● **What is asked**: Find the word "this" in the records below. List each line containing it.

····················

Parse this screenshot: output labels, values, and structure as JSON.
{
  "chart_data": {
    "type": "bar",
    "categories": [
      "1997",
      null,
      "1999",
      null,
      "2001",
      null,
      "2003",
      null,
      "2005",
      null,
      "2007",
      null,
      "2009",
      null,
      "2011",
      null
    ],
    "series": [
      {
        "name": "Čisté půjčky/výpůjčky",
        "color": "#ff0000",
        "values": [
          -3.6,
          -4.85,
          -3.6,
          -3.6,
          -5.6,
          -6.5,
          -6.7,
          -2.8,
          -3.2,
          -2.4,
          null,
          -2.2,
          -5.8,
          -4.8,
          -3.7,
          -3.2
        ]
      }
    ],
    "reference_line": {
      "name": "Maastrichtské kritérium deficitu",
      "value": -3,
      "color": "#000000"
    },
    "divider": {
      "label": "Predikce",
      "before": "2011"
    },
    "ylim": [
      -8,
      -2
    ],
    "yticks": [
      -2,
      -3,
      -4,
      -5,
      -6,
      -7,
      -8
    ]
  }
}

····················

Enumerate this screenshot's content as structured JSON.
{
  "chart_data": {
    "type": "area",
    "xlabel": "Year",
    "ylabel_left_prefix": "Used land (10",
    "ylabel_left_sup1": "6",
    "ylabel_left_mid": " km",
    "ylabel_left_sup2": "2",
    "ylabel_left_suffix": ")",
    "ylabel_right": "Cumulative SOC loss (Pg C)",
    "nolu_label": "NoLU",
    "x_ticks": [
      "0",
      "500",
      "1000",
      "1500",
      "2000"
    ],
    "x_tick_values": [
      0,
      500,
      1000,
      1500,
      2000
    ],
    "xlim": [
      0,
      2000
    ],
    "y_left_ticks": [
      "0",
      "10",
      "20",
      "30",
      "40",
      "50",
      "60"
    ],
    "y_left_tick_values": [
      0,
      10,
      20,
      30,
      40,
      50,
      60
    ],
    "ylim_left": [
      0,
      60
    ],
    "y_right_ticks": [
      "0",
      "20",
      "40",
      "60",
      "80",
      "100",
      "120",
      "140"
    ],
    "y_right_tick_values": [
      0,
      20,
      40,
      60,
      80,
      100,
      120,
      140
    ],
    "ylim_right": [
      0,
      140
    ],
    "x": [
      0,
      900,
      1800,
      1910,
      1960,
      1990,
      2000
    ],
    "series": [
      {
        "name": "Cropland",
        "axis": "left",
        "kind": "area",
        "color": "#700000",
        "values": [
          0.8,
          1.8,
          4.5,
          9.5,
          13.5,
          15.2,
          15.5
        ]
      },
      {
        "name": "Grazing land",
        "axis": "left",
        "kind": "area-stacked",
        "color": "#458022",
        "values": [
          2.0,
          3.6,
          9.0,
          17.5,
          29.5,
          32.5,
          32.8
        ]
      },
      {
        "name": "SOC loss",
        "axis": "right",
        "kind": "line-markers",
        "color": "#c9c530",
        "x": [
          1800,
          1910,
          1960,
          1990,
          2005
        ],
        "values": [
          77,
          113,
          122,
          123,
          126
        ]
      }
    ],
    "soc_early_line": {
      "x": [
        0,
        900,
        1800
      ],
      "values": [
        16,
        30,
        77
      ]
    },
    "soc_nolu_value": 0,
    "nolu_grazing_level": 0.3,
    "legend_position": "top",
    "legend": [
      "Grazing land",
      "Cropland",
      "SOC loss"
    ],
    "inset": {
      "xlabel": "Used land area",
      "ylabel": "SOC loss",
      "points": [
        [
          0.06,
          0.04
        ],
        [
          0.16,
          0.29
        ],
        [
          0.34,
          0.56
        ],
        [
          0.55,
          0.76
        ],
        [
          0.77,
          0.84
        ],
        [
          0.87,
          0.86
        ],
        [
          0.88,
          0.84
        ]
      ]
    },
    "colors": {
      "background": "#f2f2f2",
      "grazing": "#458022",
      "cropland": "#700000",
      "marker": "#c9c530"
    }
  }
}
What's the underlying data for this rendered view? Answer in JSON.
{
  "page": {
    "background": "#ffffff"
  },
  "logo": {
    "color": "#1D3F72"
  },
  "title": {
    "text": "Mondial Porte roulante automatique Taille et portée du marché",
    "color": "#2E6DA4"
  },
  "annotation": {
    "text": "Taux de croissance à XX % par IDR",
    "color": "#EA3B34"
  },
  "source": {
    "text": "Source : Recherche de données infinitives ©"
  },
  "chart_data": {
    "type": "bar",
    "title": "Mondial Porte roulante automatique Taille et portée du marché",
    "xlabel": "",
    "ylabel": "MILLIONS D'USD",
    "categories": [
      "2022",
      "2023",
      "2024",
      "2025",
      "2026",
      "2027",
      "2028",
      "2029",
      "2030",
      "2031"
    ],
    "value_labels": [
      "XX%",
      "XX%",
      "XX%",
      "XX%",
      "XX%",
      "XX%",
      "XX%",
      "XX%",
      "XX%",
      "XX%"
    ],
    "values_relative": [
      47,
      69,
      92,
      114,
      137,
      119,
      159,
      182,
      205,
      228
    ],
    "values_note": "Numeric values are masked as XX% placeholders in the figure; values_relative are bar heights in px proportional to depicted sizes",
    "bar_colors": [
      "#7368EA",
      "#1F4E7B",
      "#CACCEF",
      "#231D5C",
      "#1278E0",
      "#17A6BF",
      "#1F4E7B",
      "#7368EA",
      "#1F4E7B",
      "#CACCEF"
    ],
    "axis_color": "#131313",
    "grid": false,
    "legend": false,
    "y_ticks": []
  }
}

····················

● **Response below**:
Parse this screenshot: output labels, values, and structure as JSON.
Enumerate this screenshot's content as structured JSON.
What's the underlying data for this rendered view? Answer in JSON.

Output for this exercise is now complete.